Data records
Begin
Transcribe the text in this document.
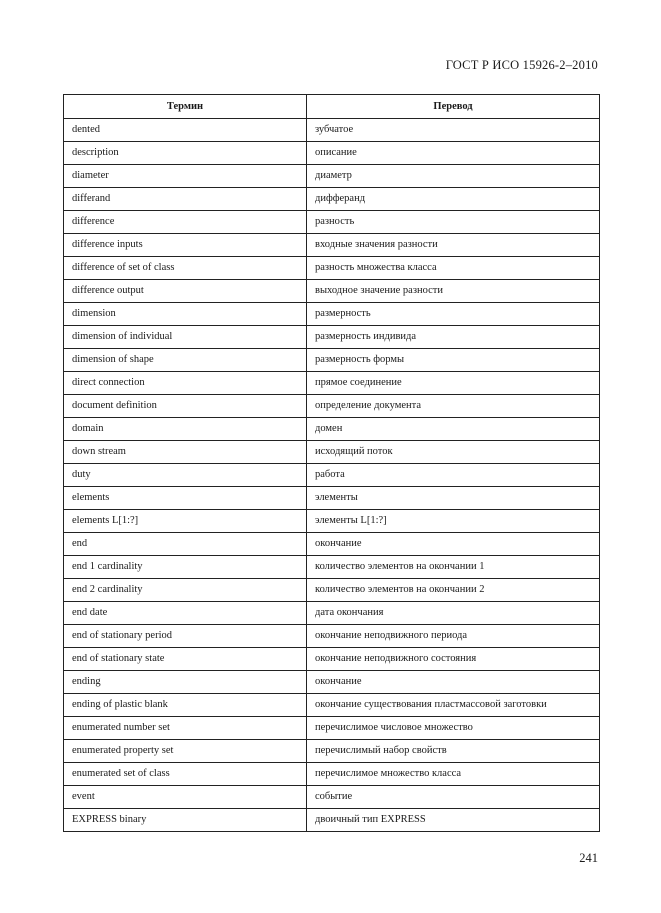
ГОСТ Р ИСО 15926-2–2010
Термин	Перевод
dented	зубчатое
description	описание
diameter	диаметр
differand	дифферанд
difference	разность
difference inputs	входные значения разности
difference of set of class	разность множества класса
difference output	выходное значение разности
dimension	размерность
dimension of individual	размерность индивида
dimension of shape	размерность формы
direct connection	прямое соединение
document definition	определение документа
domain	домен
down stream	исходящий поток
duty	работа
elements	элементы
elements L[1:?]	элементы L[1:?]
end	окончание
end 1 cardinality	количество элементов на окончании 1
end 2 cardinality	количество элементов на окончании 2
end date	дата окончания
end of stationary period	окончание неподвижного периода
end of stationary state	окончание неподвижного состояния
ending	окончание
ending of plastic blank	окончание существования пластмассовой заготовки
enumerated number set	перечислимое числовое множество
enumerated property set	перечислимый набор свойств
enumerated set of class	перечислимое множество класса
event	событие
EXPRESS binary	двоичный тип EXPRESS
241
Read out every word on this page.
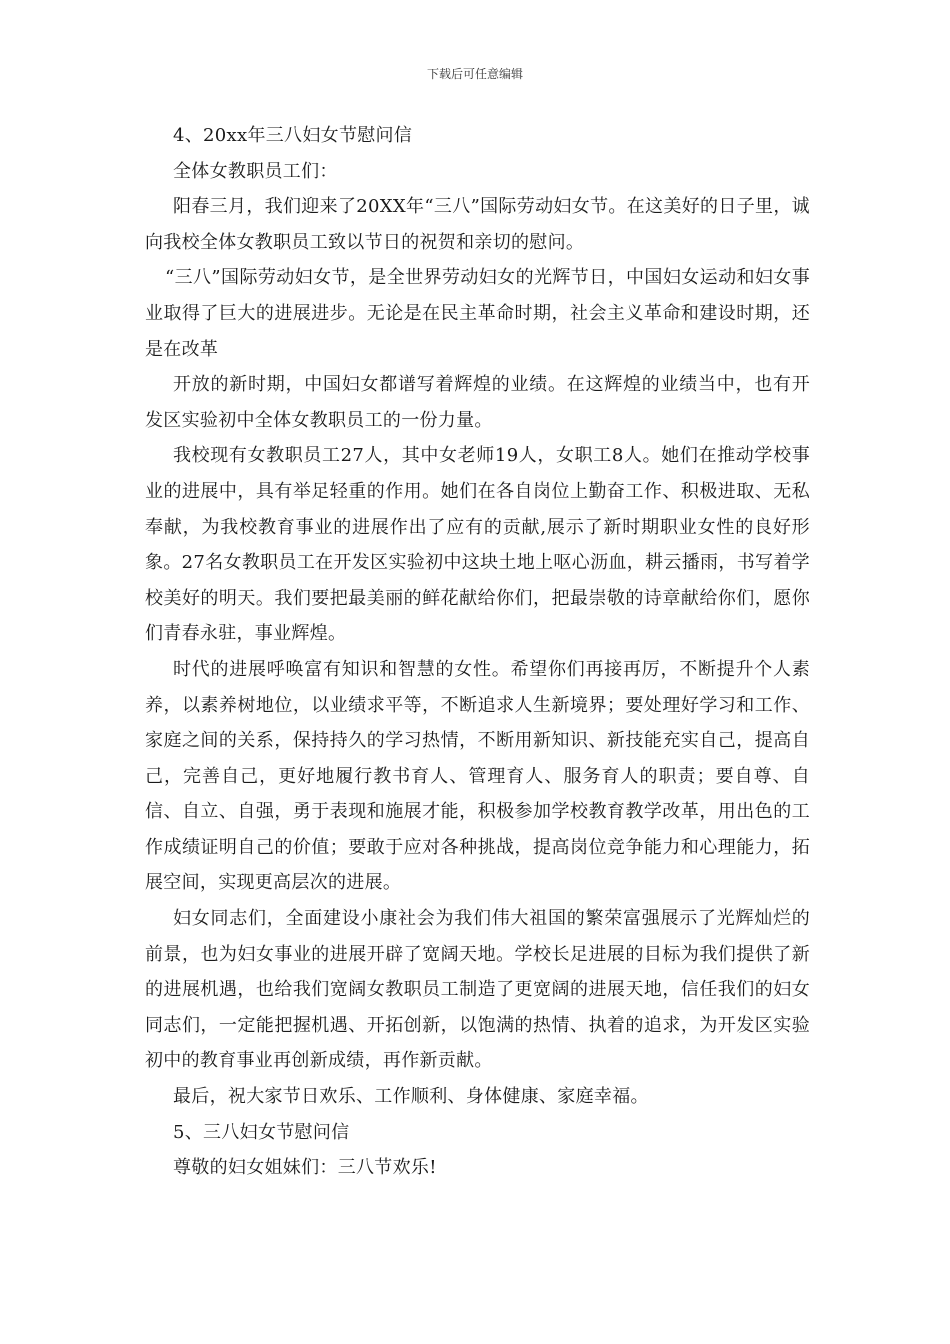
下载后可任意编辑

4、20xx年三八妇女节慰问信

全体女教职员工们：

阳春三月，我们迎来了20XX年“三八”国际劳动妇女节。在这美好的日子里，诚向我校全体女教职员工致以节日的祝贺和亲切的慰问。

“三八”国际劳动妇女节，是全世界劳动妇女的光辉节日，中国妇女运动和妇女事业取得了巨大的进展进步。无论是在民主革命时期，社会主义革命和建设时期，还是在改革

开放的新时期，中国妇女都谱写着辉煌的业绩。在这辉煌的业绩当中，也有开发区实验初中全体女教职员工的一份力量。

我校现有女教职员工27人，其中女老师19人，女职工8人。她们在推动学校事业的进展中，具有举足轻重的作用。她们在各自岗位上勤奋工作、积极进取、无私奉献，为我校教育事业的进展作出了应有的贡献,展示了新时期职业女性的良好形象。27名女教职员工在开发区实验初中这块土地上呕心沥血，耕云播雨，书写着学校美好的明天。我们要把最美丽的鲜花献给你们，把最崇敬的诗章献给你们，愿你们青春永驻，事业辉煌。

时代的进展呼唤富有知识和智慧的女性。希望你们再接再厉，不断提升个人素养，以素养树地位，以业绩求平等，不断追求人生新境界；要处理好学习和工作、家庭之间的关系，保持持久的学习热情，不断用新知识、新技能充实自己，提高自己，完善自己，更好地履行教书育人、管理育人、服务育人的职责；要自尊、自信、自立、自强，勇于表现和施展才能，积极参加学校教育教学改革，用出色的工作成绩证明自己的价值；要敢于应对各种挑战，提高岗位竞争能力和心理能力，拓展空间，实现更高层次的进展。

妇女同志们，全面建设小康社会为我们伟大祖国的繁荣富强展示了光辉灿烂的前景，也为妇女事业的进展开辟了宽阔天地。学校长足进展的目标为我们提供了新的进展机遇，也给我们宽阔女教职员工制造了更宽阔的进展天地，信任我们的妇女同志们，一定能把握机遇、开拓创新，以饱满的热情、执着的追求，为开发区实验初中的教育事业再创新成绩，再作新贡献。

最后，祝大家节日欢乐、工作顺利、身体健康、家庭幸福。

5、三八妇女节慰问信

尊敬的妇女姐妹们：三八节欢乐!
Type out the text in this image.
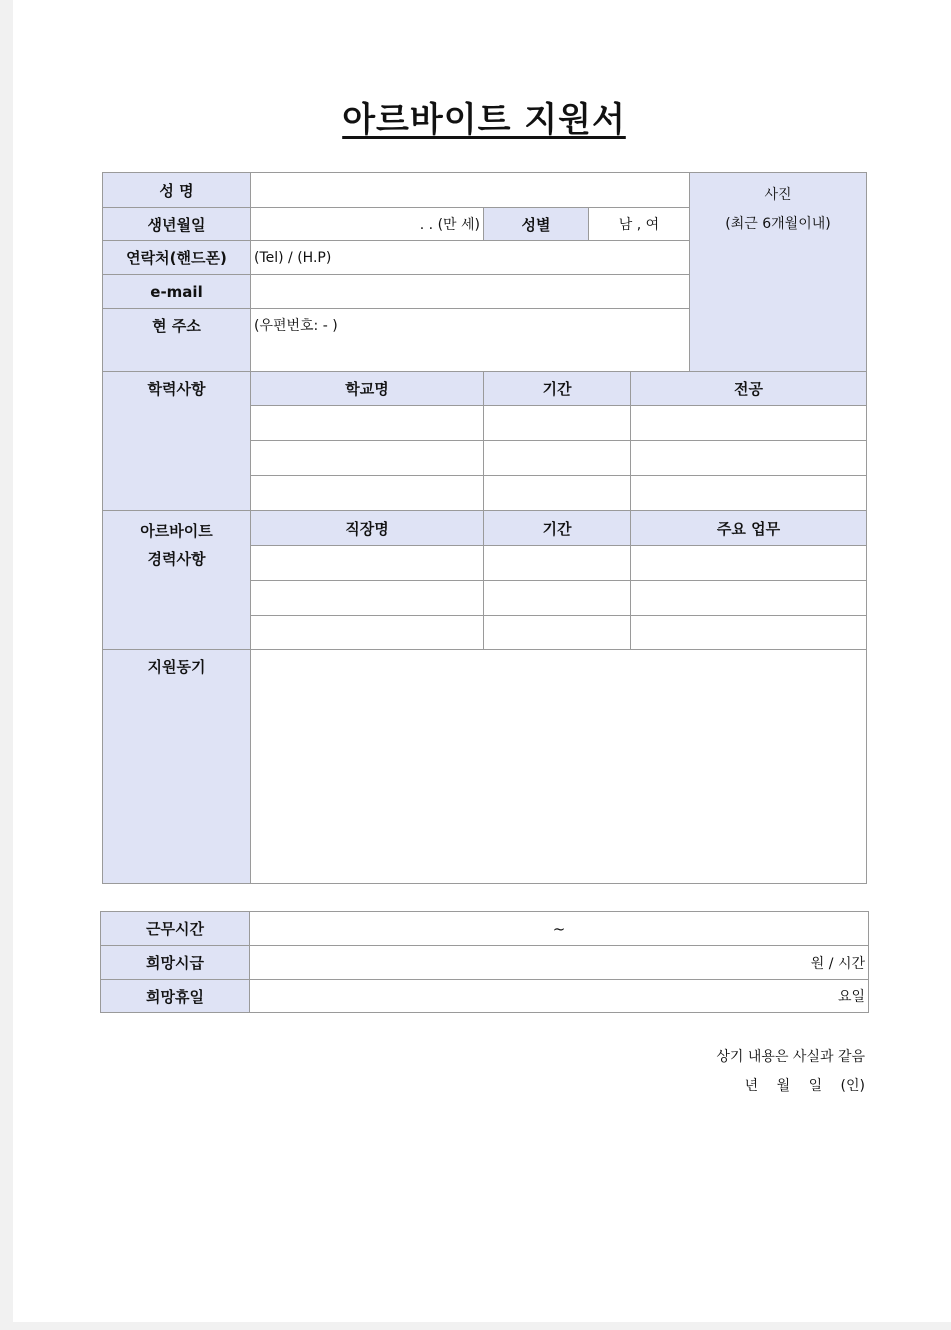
아르바이트 지원서
성 명					사진
(최근 6개월이내)

생년월일	. . (만 세)	성별	남 , 여		
연락처(핸드폰)	(Tel) / (H.P)				
e-mail					
현 주소	(우편번호: - )				
학력사항	학교명	기간		전공	

아르바이트
경력사항	직장명	기간		주요 업무	

지원동기					
근무시간	~
희망시급	원 / 시간
희망휴일	요일
상기 내용은 사실과 같음
년 월 일 (인)
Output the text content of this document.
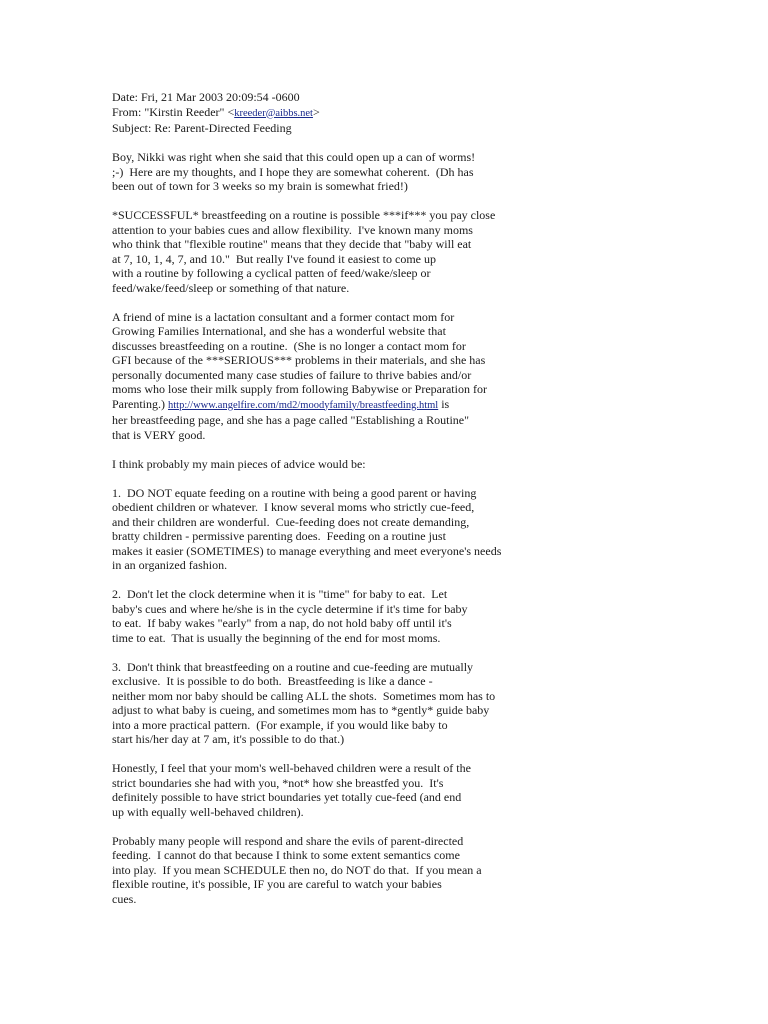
Date: Fri, 21 Mar 2003 20:09:54 -0600
From: "Kirstin Reeder" <kreeder@aibbs.net>
Subject: Re: Parent-Directed Feeding
Boy, Nikki was right when she said that this could open up a can of worms!
;-)  Here are my thoughts, and I hope they are somewhat coherent.  (Dh has
been out of town for 3 weeks so my brain is somewhat fried!)
*SUCCESSFUL* breastfeeding on a routine is possible ***if*** you pay close
attention to your babies cues and allow flexibility.  I've known many moms
who think that "flexible routine" means that they decide that "baby will eat
at 7, 10, 1, 4, 7, and 10."  But really I've found it easiest to come up
with a routine by following a cyclical patten of feed/wake/sleep or
feed/wake/feed/sleep or something of that nature.
A friend of mine is a lactation consultant and a former contact mom for
Growing Families International, and she has a wonderful website that
discusses breastfeeding on a routine.  (She is no longer a contact mom for
GFI because of the ***SERIOUS*** problems in their materials, and she has
personally documented many case studies of failure to thrive babies and/or
moms who lose their milk supply from following Babywise or Preparation for
Parenting.) http://www.angelfire.com/md2/moodyfamily/breastfeeding.html is
her breastfeeding page, and she has a page called "Establishing a Routine"
that is VERY good.
I think probably my main pieces of advice would be:
1.  DO NOT equate feeding on a routine with being a good parent or having
obedient children or whatever.  I know several moms who strictly cue-feed,
and their children are wonderful.  Cue-feeding does not create demanding,
bratty children - permissive parenting does.  Feeding on a routine just
makes it easier (SOMETIMES) to manage everything and meet everyone's needs
in an organized fashion.
2.  Don't let the clock determine when it is "time" for baby to eat.  Let
baby's cues and where he/she is in the cycle determine if it's time for baby
to eat.  If baby wakes "early" from a nap, do not hold baby off until it's
time to eat.  That is usually the beginning of the end for most moms.
3.  Don't think that breastfeeding on a routine and cue-feeding are mutually
exclusive.  It is possible to do both.  Breastfeeding is like a dance -
neither mom nor baby should be calling ALL the shots.  Sometimes mom has to
adjust to what baby is cueing, and sometimes mom has to *gently* guide baby
into a more practical pattern.  (For example, if you would like baby to
start his/her day at 7 am, it's possible to do that.)
Honestly, I feel that your mom's well-behaved children were a result of the
strict boundaries she had with you, *not* how she breastfed you.  It's
definitely possible to have strict boundaries yet totally cue-feed (and end
up with equally well-behaved children).
Probably many people will respond and share the evils of parent-directed
feeding.  I cannot do that because I think to some extent semantics come
into play.  If you mean SCHEDULE then no, do NOT do that.  If you mean a
flexible routine, it's possible, IF you are careful to watch your babies
cues.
End
▸ Goal
Transcribe the records above verbatim. Do not carry over any picture.

▸ Exercise response
Transcribe the text in this document.
ГОСТ Р ИСО 15926-2–2010
Термин	Перевод
dented	зубчатое
description	описание
diameter	диаметр
differand	дифферанд
difference	разность
difference inputs	входные значения разности
difference of set of class	разность множества класса
difference output	выходное значение разности
dimension	размерность
dimension of individual	размерность индивида
dimension of shape	размерность формы
direct connection	прямое соединение
document definition	определение документа
domain	домен
down stream	исходящий поток
duty	работа
elements	элементы
elements L[1:?]	элементы L[1:?]
end	окончание
end 1 cardinality	количество элементов на окончании 1
end 2 cardinality	количество элементов на окончании 2
end date	дата окончания
end of stationary period	окончание неподвижного периода
end of stationary state	окончание неподвижного состояния
ending	окончание
ending of plastic blank	окончание существования пластмассовой заготовки
enumerated number set	перечислимое числовое множество
enumerated property set	перечислимый набор свойств
enumerated set of class	перечислимое множество класса
event	событие
EXPRESS binary	двоичный тип EXPRESS
241
Read out every word on this page.
下载后可任意编辑

4、20xx年三八妇女节慰问信

全体女教职员工们：

阳春三月，我们迎来了20XX年“三八”国际劳动妇女节。在这美好的日子里，诚向我校全体女教职员工致以节日的祝贺和亲切的慰问。

“三八”国际劳动妇女节，是全世界劳动妇女的光辉节日，中国妇女运动和妇女事业取得了巨大的进展进步。无论是在民主革命时期，社会主义革命和建设时期，还是在改革

开放的新时期，中国妇女都谱写着辉煌的业绩。在这辉煌的业绩当中，也有开发区实验初中全体女教职员工的一份力量。

我校现有女教职员工27人，其中女老师19人，女职工8人。她们在推动学校事业的进展中，具有举足轻重的作用。她们在各自岗位上勤奋工作、积极进取、无私奉献，为我校教育事业的进展作出了应有的贡献,展示了新时期职业女性的良好形象。27名女教职员工在开发区实验初中这块土地上呕心沥血，耕云播雨，书写着学校美好的明天。我们要把最美丽的鲜花献给你们，把最崇敬的诗章献给你们，愿你们青春永驻，事业辉煌。

时代的进展呼唤富有知识和智慧的女性。希望你们再接再厉，不断提升个人素养，以素养树地位，以业绩求平等，不断追求人生新境界；要处理好学习和工作、家庭之间的关系，保持持久的学习热情，不断用新知识、新技能充实自己，提高自己，完善自己，更好地履行教书育人、管理育人、服务育人的职责；要自尊、自信、自立、自强，勇于表现和施展才能，积极参加学校教育教学改革，用出色的工作成绩证明自己的价值；要敢于应对各种挑战，提高岗位竞争能力和心理能力，拓展空间，实现更高层次的进展。

妇女同志们，全面建设小康社会为我们伟大祖国的繁荣富强展示了光辉灿烂的前景，也为妇女事业的进展开辟了宽阔天地。学校长足进展的目标为我们提供了新的进展机遇，也给我们宽阔女教职员工制造了更宽阔的进展天地，信任我们的妇女同志们，一定能把握机遇、开拓创新，以饱满的热情、执着的追求，为开发区实验初中的教育事业再创新成绩，再作新贡献。

最后，祝大家节日欢乐、工作顺利、身体健康、家庭幸福。

5、三八妇女节慰问信

尊敬的妇女姐妹们：三八节欢乐!
Type out the text in this image.
아르바이트 지원서
성 명					사진
(최근 6개월이내)

생년월일	. . (만 세)	성별	남 , 여		
연락처(핸드폰)	(Tel) / (H.P)				
e-mail					
현 주소	(우편번호: - )				
학력사항	학교명	기간		전공	

아르바이트
경력사항	직장명	기간		주요 업무	

지원동기					
근무시간	~
희망시급	원 / 시간
희망휴일	요일
상기 내용은 사실과 같음
년 월 일 (인)
Output the text content of this document.
Date: Fri, 21 Mar 2003 20:09:54 -0600
From: "Kirstin Reeder" <kreeder@aibbs.net>
Subject: Re: Parent-Directed Feeding
Boy, Nikki was right when she said that this could open up a can of worms!
;-)  Here are my thoughts, and I hope they are somewhat coherent.  (Dh has
been out of town for 3 weeks so my brain is somewhat fried!)
*SUCCESSFUL* breastfeeding on a routine is possible ***if*** you pay close
attention to your babies cues and allow flexibility.  I've known many moms
who think that "flexible routine" means that they decide that "baby will eat
at 7, 10, 1, 4, 7, and 10."  But really I've found it easiest to come up
with a routine by following a cyclical patten of feed/wake/sleep or
feed/wake/feed/sleep or something of that nature.
A friend of mine is a lactation consultant and a former contact mom for
Growing Families International, and she has a wonderful website that
discusses breastfeeding on a routine.  (She is no longer a contact mom for
GFI because of the ***SERIOUS*** problems in their materials, and she has
personally documented many case studies of failure to thrive babies and/or
moms who lose their milk supply from following Babywise or Preparation for
Parenting.) http://www.angelfire.com/md2/moodyfamily/breastfeeding.html is
her breastfeeding page, and she has a page called "Establishing a Routine"
that is VERY good.
I think probably my main pieces of advice would be:
1.  DO NOT equate feeding on a routine with being a good parent or having
obedient children or whatever.  I know several moms who strictly cue-feed,
and their children are wonderful.  Cue-feeding does not create demanding,
bratty children - permissive parenting does.  Feeding on a routine just
makes it easier (SOMETIMES) to manage everything and meet everyone's needs
in an organized fashion.
2.  Don't let the clock determine when it is "time" for baby to eat.  Let
baby's cues and where he/she is in the cycle determine if it's time for baby
to eat.  If baby wakes "early" from a nap, do not hold baby off until it's
time to eat.  That is usually the beginning of the end for most moms.
3.  Don't think that breastfeeding on a routine and cue-feeding are mutually
exclusive.  It is possible to do both.  Breastfeeding is like a dance -
neither mom nor baby should be calling ALL the shots.  Sometimes mom has to
adjust to what baby is cueing, and sometimes mom has to *gently* guide baby
into a more practical pattern.  (For example, if you would like baby to
start his/her day at 7 am, it's possible to do that.)
Honestly, I feel that your mom's well-behaved children were a result of the
strict boundaries she had with you, *not* how she breastfed you.  It's
definitely possible to have strict boundaries yet totally cue-feed (and end
up with equally well-behaved children).
Probably many people will respond and share the evils of parent-directed
feeding.  I cannot do that because I think to some extent semantics come
into play.  If you mean SCHEDULE then no, do NOT do that.  If you mean a
flexible routine, it's possible, IF you are careful to watch your babies
cues.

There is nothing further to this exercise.